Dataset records
---+---

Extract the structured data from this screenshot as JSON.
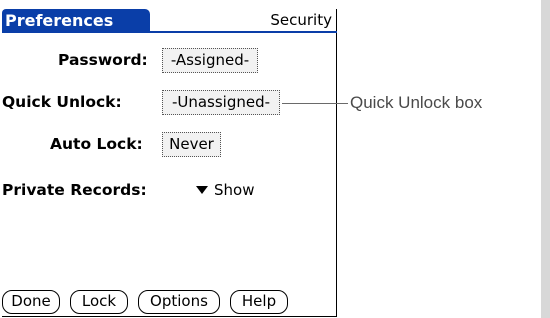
{
  "app": {
    "title": "Preferences",
    "category": "Security",
    "title_color": "#0a3ea8"
  },
  "form": {
    "password": {
      "label": "Password:",
      "value": "-Assigned-"
    },
    "quick_unlock": {
      "label": "Quick Unlock:",
      "value": "-Unassigned-"
    },
    "auto_lock": {
      "label": "Auto Lock:",
      "value": "Never"
    },
    "private_records": {
      "label": "Private Records:",
      "value": "Show",
      "icon": "dropdown-arrow-icon"
    }
  },
  "buttons": {
    "done": "Done",
    "lock": "Lock",
    "options": "Options",
    "help": "Help"
  },
  "callout": {
    "label": "Quick Unlock box"
  }
}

---+---

Work required: Repeat the data in full and exactly. Omit pictures.

Response to the exercise:
Extract the structured data from this screenshot as JSON.
{
  "app": {
    "title": "Preferences",
    "category": "Security",
    "title_color": "#0a3ea8"
  },
  "form": {
    "password": {
      "label": "Password:",
      "value": "-Assigned-"
    },
    "quick_unlock": {
      "label": "Quick Unlock:",
      "value": "-Unassigned-"
    },
    "auto_lock": {
      "label": "Auto Lock:",
      "value": "Never"
    },
    "private_records": {
      "label": "Private Records:",
      "value": "Show",
      "icon": "dropdown-arrow-icon"
    }
  },
  "buttons": {
    "done": "Done",
    "lock": "Lock",
    "options": "Options",
    "help": "Help"
  },
  "callout": {
    "label": "Quick Unlock box"
  }
}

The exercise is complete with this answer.